■ DO THIS ■
Copy the material that follows word for word and omit its pictures.

Collected data
○ ○ ○
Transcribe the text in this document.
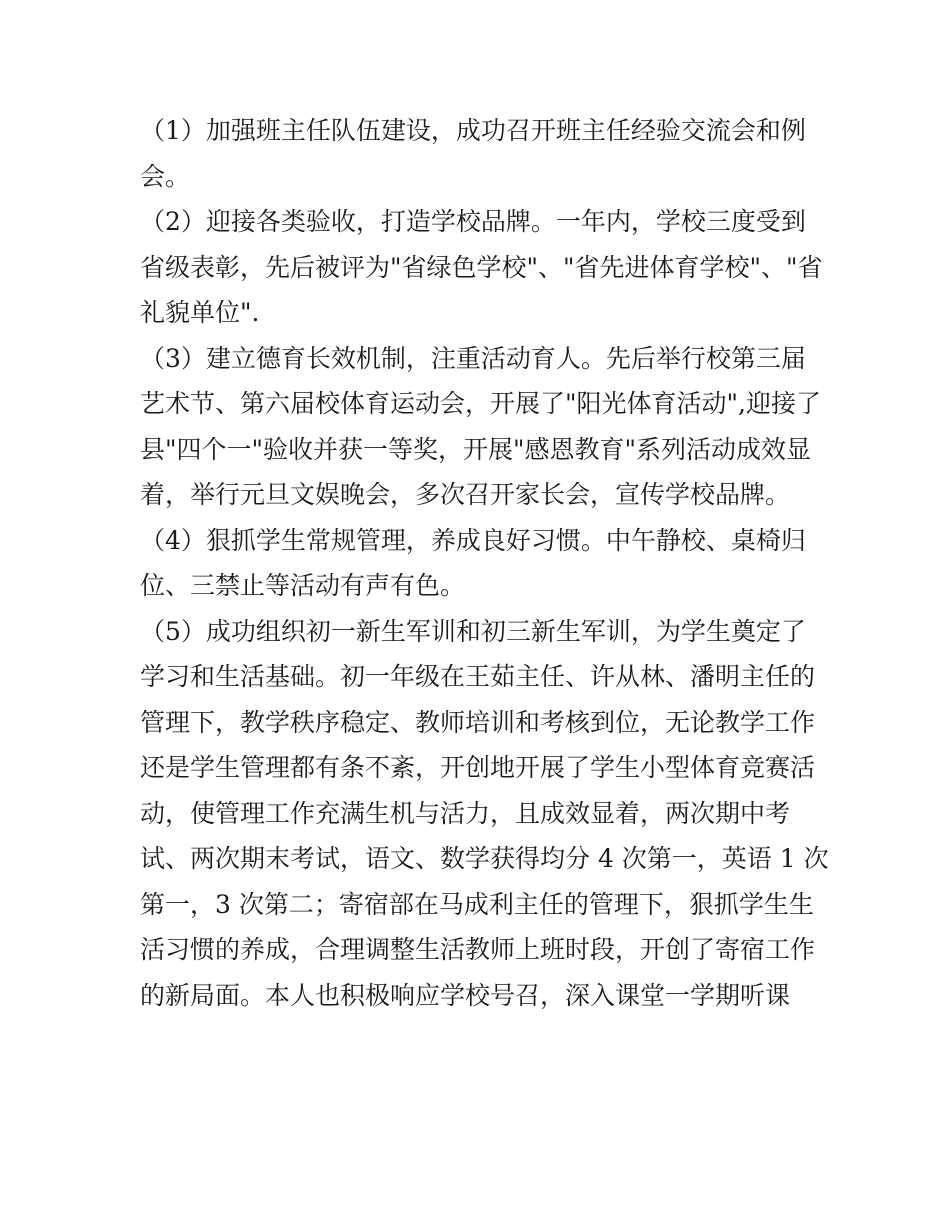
（1）加强班主任队伍建设，成功召开班主任经验交流会和例
会。
（2）迎接各类验收，打造学校品牌。一年内，学校三度受到
省级表彰，先后被评为"省绿色学校"、"省先进体育学校"、"省
礼貌单位".
（3）建立德育长效机制，注重活动育人。先后举行校第三届
艺术节、第六届校体育运动会，开展了"阳光体育活动",迎接了
县"四个一"验收并获一等奖，开展"感恩教育"系列活动成效显
着，举行元旦文娱晚会，多次召开家长会，宣传学校品牌。
（4）狠抓学生常规管理，养成良好习惯。中午静校、桌椅归
位、三禁止等活动有声有色。
（5）成功组织初一新生军训和初三新生军训，为学生奠定了
学习和生活基础。初一年级在王茹主任、许从林、潘明主任的
管理下，教学秩序稳定、教师培训和考核到位，无论教学工作
还是学生管理都有条不紊，开创地开展了学生小型体育竞赛活
动，使管理工作充满生机与活力，且成效显着，两次期中考
试、两次期末考试，语文、数学获得均分 4 次第一，英语 1 次
第一，3 次第二；寄宿部在马成利主任的管理下，狠抓学生生
活习惯的养成，合理调整生活教师上班时段，开创了寄宿工作
的新局面。本人也积极响应学校号召，深入课堂一学期听课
○ ○ ○
■ EXERCISE ANSWER ■
Transcribe the text in this document.
（1）加强班主任队伍建设，成功召开班主任经验交流会和例
会。
（2）迎接各类验收，打造学校品牌。一年内，学校三度受到
省级表彰，先后被评为"省绿色学校"、"省先进体育学校"、"省
礼貌单位".
（3）建立德育长效机制，注重活动育人。先后举行校第三届
艺术节、第六届校体育运动会，开展了"阳光体育活动",迎接了
县"四个一"验收并获一等奖，开展"感恩教育"系列活动成效显
着，举行元旦文娱晚会，多次召开家长会，宣传学校品牌。
（4）狠抓学生常规管理，养成良好习惯。中午静校、桌椅归
位、三禁止等活动有声有色。
（5）成功组织初一新生军训和初三新生军训，为学生奠定了
学习和生活基础。初一年级在王茹主任、许从林、潘明主任的
管理下，教学秩序稳定、教师培训和考核到位，无论教学工作
还是学生管理都有条不紊，开创地开展了学生小型体育竞赛活
动，使管理工作充满生机与活力，且成效显着，两次期中考
试、两次期末考试，语文、数学获得均分 4 次第一，英语 1 次
第一，3 次第二；寄宿部在马成利主任的管理下，狠抓学生生
活习惯的养成，合理调整生活教师上班时段，开创了寄宿工作
的新局面。本人也积极响应学校号召，深入课堂一学期听课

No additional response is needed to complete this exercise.